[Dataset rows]
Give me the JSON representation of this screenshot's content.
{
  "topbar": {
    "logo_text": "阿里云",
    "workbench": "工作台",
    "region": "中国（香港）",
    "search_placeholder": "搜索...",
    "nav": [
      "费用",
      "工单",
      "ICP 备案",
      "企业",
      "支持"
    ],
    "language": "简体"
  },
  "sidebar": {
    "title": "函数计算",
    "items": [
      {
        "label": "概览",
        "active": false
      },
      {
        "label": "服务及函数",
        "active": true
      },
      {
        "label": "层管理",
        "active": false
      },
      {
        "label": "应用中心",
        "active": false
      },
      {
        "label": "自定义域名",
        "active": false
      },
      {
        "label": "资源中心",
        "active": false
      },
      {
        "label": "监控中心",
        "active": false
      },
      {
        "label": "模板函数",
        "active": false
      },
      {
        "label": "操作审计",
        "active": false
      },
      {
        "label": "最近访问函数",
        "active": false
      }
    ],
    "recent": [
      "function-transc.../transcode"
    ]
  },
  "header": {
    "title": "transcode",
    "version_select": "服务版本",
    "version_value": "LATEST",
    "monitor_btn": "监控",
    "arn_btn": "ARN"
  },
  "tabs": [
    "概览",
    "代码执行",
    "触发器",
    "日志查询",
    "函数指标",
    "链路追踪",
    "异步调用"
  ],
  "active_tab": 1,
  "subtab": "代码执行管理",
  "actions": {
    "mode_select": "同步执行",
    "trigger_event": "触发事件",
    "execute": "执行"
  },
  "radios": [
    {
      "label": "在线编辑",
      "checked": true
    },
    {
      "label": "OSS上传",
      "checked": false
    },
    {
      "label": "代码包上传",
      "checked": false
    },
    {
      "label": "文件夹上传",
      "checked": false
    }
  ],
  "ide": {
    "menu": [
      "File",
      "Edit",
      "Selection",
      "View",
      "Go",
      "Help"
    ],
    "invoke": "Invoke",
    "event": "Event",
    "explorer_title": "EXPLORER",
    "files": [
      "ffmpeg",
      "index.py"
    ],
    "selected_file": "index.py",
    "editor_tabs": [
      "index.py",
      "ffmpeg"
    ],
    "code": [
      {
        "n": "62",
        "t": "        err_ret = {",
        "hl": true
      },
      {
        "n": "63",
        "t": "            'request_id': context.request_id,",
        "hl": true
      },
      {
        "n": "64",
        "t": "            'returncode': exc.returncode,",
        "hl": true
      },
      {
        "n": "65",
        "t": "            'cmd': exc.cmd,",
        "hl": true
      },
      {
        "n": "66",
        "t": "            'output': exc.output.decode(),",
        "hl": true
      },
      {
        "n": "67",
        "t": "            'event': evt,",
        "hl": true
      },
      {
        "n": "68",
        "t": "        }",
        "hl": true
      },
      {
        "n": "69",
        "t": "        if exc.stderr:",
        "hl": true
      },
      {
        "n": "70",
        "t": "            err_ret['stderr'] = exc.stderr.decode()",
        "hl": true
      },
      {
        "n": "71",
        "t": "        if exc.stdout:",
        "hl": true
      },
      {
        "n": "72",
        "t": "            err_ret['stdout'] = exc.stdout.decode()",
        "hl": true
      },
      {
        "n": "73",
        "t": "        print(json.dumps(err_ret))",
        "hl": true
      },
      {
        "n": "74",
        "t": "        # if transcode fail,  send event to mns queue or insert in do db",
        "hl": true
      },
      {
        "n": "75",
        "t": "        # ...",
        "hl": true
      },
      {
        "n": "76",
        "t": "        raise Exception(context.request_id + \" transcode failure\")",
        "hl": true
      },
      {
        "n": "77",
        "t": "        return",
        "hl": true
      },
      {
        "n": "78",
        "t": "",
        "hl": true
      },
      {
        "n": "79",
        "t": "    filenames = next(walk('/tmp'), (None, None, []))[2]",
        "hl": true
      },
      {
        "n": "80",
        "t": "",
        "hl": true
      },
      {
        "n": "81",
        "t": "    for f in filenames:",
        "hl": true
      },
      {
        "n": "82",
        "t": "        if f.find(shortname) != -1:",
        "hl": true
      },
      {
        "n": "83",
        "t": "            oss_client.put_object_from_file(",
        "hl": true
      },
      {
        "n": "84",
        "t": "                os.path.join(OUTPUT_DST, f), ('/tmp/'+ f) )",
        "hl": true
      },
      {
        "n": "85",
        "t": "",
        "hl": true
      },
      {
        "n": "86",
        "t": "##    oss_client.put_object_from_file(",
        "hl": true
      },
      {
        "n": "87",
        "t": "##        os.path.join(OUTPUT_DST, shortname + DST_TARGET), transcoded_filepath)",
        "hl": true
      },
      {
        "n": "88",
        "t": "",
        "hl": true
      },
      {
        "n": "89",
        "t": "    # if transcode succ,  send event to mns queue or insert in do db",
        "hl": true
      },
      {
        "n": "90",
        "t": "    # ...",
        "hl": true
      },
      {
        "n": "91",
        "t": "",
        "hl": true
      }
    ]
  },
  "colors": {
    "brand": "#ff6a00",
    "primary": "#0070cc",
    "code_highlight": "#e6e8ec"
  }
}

=== Exercise brief ===
From the entries above, copy each line holding "stderr".

=== Final answer ===
        "t": "        if exc.stderr:",
        "t": "            err_ret['stderr'] = exc.stderr.decode()",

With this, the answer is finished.